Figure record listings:
-- -- --

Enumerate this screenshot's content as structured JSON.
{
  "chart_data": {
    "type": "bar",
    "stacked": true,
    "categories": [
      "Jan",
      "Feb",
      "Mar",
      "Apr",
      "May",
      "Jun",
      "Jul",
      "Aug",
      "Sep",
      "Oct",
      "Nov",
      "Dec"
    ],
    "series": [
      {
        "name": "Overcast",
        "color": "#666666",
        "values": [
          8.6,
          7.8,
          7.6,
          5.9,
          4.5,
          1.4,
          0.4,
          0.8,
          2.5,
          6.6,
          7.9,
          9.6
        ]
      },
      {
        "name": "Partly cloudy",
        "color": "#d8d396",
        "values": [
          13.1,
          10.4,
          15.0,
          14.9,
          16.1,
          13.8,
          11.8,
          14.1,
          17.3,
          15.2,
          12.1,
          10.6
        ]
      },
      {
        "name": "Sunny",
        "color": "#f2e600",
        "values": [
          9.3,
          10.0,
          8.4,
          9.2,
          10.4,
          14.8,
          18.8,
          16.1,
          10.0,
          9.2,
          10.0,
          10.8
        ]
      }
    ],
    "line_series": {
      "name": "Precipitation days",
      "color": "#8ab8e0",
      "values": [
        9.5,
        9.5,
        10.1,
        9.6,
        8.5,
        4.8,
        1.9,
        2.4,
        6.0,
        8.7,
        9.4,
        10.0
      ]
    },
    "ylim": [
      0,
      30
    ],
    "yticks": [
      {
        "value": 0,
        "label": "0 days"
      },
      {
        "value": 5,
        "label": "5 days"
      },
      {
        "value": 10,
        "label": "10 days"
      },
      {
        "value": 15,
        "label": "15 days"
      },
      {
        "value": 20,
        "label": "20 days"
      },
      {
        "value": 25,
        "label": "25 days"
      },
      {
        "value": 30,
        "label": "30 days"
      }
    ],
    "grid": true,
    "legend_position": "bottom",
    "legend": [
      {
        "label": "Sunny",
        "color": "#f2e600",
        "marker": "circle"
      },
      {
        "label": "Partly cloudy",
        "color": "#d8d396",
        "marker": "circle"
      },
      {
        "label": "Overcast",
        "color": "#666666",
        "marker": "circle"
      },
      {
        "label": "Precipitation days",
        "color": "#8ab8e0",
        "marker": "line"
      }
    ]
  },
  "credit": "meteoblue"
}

-- -- --

• WHAT TO WORK ON: Copy all of the material word for word.

• EXERCISE ANSWER:
Enumerate this screenshot's content as structured JSON.
{
  "chart_data": {
    "type": "bar",
    "stacked": true,
    "categories": [
      "Jan",
      "Feb",
      "Mar",
      "Apr",
      "May",
      "Jun",
      "Jul",
      "Aug",
      "Sep",
      "Oct",
      "Nov",
      "Dec"
    ],
    "series": [
      {
        "name": "Overcast",
        "color": "#666666",
        "values": [
          8.6,
          7.8,
          7.6,
          5.9,
          4.5,
          1.4,
          0.4,
          0.8,
          2.5,
          6.6,
          7.9,
          9.6
        ]
      },
      {
        "name": "Partly cloudy",
        "color": "#d8d396",
        "values": [
          13.1,
          10.4,
          15.0,
          14.9,
          16.1,
          13.8,
          11.8,
          14.1,
          17.3,
          15.2,
          12.1,
          10.6
        ]
      },
      {
        "name": "Sunny",
        "color": "#f2e600",
        "values": [
          9.3,
          10.0,
          8.4,
          9.2,
          10.4,
          14.8,
          18.8,
          16.1,
          10.0,
          9.2,
          10.0,
          10.8
        ]
      }
    ],
    "line_series": {
      "name": "Precipitation days",
      "color": "#8ab8e0",
      "values": [
        9.5,
        9.5,
        10.1,
        9.6,
        8.5,
        4.8,
        1.9,
        2.4,
        6.0,
        8.7,
        9.4,
        10.0
      ]
    },
    "ylim": [
      0,
      30
    ],
    "yticks": [
      {
        "value": 0,
        "label": "0 days"
      },
      {
        "value": 5,
        "label": "5 days"
      },
      {
        "value": 10,
        "label": "10 days"
      },
      {
        "value": 15,
        "label": "15 days"
      },
      {
        "value": 20,
        "label": "20 days"
      },
      {
        "value": 25,
        "label": "25 days"
      },
      {
        "value": 30,
        "label": "30 days"
      }
    ],
    "grid": true,
    "legend_position": "bottom",
    "legend": [
      {
        "label": "Sunny",
        "color": "#f2e600",
        "marker": "circle"
      },
      {
        "label": "Partly cloudy",
        "color": "#d8d396",
        "marker": "circle"
      },
      {
        "label": "Overcast",
        "color": "#666666",
        "marker": "circle"
      },
      {
        "label": "Precipitation days",
        "color": "#8ab8e0",
        "marker": "line"
      }
    ]
  },
  "credit": "meteoblue"
}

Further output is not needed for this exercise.